Brief:
List all the lines in these records that hold "Каспий".

A block of data
#####

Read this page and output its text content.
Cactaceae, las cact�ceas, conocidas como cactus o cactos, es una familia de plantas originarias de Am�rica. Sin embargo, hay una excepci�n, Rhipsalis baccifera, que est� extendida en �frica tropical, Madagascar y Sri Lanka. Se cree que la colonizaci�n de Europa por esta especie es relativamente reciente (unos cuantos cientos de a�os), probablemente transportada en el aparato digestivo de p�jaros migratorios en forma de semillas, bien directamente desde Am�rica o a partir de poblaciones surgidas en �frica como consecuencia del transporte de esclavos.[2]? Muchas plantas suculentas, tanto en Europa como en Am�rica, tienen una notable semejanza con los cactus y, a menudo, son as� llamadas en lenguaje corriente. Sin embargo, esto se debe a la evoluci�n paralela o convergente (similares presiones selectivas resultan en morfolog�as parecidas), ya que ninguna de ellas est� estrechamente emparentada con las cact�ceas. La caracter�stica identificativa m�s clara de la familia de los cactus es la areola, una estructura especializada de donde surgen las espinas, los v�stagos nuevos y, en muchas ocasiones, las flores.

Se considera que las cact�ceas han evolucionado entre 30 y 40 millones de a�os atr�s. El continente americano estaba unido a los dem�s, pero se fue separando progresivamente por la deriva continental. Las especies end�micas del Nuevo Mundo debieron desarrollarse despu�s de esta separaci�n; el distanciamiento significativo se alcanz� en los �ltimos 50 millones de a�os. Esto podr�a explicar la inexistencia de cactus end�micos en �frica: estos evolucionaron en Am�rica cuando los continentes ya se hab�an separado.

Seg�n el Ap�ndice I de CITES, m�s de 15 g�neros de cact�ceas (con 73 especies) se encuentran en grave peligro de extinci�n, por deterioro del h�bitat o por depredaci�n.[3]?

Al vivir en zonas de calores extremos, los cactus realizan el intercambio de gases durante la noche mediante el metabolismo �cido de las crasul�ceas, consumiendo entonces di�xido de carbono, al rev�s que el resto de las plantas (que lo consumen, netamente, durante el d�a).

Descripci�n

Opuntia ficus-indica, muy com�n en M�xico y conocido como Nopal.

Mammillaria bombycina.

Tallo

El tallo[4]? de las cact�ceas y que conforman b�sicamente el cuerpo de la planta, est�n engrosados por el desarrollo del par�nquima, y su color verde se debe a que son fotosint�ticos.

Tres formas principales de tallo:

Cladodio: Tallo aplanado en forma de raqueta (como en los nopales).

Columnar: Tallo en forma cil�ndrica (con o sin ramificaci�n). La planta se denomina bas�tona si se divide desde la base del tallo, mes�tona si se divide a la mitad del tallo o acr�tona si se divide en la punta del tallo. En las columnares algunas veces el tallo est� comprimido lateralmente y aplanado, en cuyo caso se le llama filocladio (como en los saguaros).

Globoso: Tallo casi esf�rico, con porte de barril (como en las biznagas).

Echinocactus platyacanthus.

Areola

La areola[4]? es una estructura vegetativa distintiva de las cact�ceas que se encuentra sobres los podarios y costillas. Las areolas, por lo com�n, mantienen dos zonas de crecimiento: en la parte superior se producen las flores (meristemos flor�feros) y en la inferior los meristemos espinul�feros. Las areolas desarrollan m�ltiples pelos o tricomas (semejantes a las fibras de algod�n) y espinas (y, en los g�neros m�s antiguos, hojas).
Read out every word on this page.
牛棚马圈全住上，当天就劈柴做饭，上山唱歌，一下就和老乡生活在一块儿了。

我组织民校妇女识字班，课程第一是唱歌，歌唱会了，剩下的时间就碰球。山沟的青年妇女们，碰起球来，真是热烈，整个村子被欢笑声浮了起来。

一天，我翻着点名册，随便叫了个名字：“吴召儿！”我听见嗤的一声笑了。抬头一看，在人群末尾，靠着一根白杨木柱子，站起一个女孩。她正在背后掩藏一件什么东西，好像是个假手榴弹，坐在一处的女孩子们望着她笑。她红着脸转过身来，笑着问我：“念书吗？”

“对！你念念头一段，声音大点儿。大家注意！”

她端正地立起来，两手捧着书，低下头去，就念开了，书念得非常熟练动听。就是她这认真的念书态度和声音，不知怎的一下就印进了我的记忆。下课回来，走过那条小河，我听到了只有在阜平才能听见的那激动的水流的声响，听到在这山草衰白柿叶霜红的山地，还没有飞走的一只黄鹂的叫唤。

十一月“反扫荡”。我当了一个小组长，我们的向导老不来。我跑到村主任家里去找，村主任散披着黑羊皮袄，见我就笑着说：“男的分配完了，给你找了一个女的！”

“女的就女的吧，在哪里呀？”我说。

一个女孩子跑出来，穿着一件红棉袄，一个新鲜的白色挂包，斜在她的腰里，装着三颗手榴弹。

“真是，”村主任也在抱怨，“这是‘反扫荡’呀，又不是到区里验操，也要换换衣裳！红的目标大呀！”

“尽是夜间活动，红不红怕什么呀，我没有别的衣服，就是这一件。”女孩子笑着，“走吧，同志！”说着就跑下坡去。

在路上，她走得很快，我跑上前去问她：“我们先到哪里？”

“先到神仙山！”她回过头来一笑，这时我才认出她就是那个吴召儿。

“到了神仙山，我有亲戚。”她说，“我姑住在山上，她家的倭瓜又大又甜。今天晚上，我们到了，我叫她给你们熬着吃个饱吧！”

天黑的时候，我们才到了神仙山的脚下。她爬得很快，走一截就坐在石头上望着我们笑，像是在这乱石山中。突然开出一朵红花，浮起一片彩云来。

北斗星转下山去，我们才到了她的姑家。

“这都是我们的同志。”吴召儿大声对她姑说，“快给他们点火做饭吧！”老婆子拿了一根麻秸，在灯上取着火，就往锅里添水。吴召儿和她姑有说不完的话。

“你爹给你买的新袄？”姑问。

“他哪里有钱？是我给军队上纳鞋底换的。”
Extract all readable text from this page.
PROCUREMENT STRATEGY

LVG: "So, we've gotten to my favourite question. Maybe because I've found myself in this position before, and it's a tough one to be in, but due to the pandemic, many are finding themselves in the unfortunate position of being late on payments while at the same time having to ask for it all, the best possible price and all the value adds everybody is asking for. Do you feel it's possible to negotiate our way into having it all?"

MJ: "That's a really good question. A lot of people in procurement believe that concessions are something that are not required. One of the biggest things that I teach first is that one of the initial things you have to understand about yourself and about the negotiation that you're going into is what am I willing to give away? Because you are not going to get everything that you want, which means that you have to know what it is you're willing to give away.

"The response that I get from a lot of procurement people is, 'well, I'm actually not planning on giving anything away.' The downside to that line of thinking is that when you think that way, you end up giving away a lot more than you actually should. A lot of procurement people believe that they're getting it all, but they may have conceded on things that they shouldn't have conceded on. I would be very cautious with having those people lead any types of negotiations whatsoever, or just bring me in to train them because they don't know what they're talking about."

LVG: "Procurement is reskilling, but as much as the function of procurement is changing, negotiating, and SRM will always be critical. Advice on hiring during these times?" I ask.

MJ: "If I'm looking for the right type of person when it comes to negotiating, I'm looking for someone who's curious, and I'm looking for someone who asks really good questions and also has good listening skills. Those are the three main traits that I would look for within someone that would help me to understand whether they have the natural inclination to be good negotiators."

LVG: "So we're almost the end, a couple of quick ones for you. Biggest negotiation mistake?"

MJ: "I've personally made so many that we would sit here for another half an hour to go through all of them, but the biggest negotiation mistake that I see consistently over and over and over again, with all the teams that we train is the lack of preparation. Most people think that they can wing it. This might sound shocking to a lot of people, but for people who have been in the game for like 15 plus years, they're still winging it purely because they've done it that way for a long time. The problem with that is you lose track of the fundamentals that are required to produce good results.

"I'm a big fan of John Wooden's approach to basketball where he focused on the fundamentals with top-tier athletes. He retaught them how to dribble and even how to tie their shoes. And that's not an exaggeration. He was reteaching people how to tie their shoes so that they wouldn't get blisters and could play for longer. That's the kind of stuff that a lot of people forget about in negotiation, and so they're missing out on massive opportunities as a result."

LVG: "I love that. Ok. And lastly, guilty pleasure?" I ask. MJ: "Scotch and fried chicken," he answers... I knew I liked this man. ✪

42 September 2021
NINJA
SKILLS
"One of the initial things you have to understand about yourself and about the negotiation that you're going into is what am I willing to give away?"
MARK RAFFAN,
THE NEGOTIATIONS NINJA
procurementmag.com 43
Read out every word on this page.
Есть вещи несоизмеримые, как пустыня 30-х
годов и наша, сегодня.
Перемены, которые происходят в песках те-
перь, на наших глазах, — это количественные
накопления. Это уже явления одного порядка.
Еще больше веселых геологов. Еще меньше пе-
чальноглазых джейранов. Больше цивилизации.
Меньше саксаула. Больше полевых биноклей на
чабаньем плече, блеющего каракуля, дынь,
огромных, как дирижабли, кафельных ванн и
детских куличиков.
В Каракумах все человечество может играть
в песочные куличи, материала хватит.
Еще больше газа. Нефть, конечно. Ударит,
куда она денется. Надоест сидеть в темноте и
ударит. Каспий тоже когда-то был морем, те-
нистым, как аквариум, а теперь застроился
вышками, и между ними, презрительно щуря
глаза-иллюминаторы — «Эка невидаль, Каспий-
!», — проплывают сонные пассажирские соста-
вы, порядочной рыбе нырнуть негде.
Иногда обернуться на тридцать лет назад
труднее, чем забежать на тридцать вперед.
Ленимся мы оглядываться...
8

#####

Exercise response:
ударит. Каспий тоже когда-то был морем, те-
глаза-иллюминаторы — «Эка невидаль, Каспий-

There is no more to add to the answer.